“Túlio, anão é uma pessoa com deficiência? Sempre quis perguntar isso, mas fico receosa. Como sei que você é tranquilo, pode me responder, por favor?”.
 
 
Escrito por Tulio Mendhes – Blog mão na Roda
 
Essa pergunta veio de uma leitora que pediu pra não ser identificada, mas pra eu não deixá-la sem identidade, vou chamá-la de Branca das Neves, uma prima distante de uma mocinha procurada anos atrás por um caçador a mando de sua megera madrasta. Uma história de perseguição familiar, amizade, superação, mas com final feliz. Enfim…
 
A Branca das Neves tem interesse num pequeno grande homem. Contudo esse pequeno grande príncipe não tem noção do interesse de Branca. Eles trabalham na mesma empresa, ela o trata com muito respeito e lhe devota enorme carinho. Branca não tem certeza se seu amado é considerado pessoa com deficiência ou apenas um homem baixinho.

■ Listagem fornecida
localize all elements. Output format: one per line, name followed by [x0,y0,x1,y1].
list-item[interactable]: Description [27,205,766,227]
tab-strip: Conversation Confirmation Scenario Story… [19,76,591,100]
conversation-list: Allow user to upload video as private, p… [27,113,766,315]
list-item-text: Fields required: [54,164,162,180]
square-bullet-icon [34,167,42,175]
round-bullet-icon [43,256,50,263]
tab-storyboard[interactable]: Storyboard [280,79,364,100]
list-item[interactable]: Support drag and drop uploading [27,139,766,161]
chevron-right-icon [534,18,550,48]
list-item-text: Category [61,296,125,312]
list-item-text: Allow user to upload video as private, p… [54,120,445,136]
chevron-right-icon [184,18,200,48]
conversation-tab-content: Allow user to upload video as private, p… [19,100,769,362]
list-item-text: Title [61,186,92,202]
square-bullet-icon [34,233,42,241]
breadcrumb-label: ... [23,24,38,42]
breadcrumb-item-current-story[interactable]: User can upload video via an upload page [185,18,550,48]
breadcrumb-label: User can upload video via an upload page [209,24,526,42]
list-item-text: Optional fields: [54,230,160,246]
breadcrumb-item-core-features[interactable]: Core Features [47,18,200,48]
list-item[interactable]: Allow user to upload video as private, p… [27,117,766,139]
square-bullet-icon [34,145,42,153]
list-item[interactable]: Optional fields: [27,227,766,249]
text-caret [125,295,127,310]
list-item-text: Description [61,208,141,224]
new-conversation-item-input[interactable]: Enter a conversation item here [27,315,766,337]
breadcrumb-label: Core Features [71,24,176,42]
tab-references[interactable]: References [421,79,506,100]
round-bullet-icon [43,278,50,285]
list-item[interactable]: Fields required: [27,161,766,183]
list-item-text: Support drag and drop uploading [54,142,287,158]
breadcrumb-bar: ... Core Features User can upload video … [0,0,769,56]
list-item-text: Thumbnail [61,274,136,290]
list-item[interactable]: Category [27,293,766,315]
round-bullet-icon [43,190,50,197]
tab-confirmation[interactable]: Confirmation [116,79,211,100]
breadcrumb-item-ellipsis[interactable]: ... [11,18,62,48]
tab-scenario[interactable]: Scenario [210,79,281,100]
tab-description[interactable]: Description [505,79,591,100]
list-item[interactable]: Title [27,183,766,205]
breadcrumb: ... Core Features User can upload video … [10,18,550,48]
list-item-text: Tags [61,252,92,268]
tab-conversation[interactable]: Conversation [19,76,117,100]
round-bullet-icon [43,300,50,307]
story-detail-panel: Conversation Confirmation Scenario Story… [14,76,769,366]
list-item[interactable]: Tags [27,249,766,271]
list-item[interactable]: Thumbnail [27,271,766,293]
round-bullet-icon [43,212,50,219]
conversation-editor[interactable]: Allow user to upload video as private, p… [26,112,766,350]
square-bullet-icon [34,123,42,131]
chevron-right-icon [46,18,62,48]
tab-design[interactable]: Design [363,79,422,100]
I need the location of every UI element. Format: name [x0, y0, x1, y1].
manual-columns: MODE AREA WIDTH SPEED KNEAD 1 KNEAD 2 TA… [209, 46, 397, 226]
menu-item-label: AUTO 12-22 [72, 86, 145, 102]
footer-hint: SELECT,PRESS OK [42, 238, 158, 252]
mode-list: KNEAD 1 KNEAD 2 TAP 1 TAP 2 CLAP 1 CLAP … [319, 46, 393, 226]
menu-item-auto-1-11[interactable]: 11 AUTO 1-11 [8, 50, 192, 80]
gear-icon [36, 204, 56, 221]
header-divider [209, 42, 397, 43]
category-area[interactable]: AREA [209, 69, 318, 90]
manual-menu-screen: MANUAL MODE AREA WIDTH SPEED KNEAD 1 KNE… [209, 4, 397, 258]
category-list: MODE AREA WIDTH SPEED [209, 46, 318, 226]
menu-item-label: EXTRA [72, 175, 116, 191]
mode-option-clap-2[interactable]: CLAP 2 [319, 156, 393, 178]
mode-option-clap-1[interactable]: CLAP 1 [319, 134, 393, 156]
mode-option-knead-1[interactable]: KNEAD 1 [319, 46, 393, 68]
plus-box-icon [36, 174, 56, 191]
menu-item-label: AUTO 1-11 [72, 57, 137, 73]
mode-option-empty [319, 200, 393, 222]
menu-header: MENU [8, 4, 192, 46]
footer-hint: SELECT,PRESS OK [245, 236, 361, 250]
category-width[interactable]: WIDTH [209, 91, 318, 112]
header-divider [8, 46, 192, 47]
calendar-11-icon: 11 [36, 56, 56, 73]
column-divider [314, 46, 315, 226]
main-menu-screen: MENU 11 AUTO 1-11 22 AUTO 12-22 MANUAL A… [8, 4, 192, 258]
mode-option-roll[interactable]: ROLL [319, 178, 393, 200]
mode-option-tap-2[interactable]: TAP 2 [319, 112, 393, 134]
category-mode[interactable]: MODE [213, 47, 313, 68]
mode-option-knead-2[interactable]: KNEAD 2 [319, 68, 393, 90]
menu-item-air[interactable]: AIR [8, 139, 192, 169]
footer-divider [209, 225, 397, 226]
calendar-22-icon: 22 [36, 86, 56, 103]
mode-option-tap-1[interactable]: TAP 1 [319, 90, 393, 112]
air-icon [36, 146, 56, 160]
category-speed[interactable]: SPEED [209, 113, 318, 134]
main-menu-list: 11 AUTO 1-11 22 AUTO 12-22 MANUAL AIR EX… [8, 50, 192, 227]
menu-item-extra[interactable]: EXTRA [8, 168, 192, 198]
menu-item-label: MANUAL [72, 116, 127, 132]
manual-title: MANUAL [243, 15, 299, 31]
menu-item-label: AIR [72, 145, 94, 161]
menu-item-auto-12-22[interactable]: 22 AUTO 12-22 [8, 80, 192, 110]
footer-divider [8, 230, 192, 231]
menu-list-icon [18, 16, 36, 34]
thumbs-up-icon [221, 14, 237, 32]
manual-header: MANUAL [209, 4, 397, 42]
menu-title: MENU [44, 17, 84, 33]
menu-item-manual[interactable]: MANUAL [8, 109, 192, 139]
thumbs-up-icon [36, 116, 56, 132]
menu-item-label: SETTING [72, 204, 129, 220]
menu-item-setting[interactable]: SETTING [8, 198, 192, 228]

■ Tarefas a realizar
• 1. Responda sim ou não a cada afirmação abaixo, conforme ela concorde ou não com o trecho da página, e cite literalmente as palavras do trecho que decidem a resposta.
(a) A leitora pediu para ser identificada.
(b) Branca das Neves e o homem por quem ela se interessa trabalham na mesma empresa.
(c) O homem sabe que Branca das Neves tem interesse nele.
• 2. Reescreva a parte da listagem que vai do início da listagem até a linha que contém "round-bullet-icon [43,256,50,263]", ambas as pontas incluídas. Substitua "Description" por "Descrição" e mantenha todo o resto inalterado.

■ Soluções por tarefa
• 1.
(a) Não: "pediu pra não ser identificada".
(b) Sim: "Eles trabalham na mesma empresa".
(c) Não: "esse pequeno grande príncipe não tem noção do interesse de Branca".

• 2.
localize all elements. Output format: one per line, name followed by [x0,y0,x1,y1].
list-item[interactable]: Descrição [27,205,766,227]
tab-strip: Conversation Confirmation Scenario Story… [19,76,591,100]
conversation-list: Allow user to upload video as private, p… [27,113,766,315]
list-item-text: Fields required: [54,164,162,180]
square-bullet-icon [34,167,42,175]
round-bullet-icon [43,256,50,263]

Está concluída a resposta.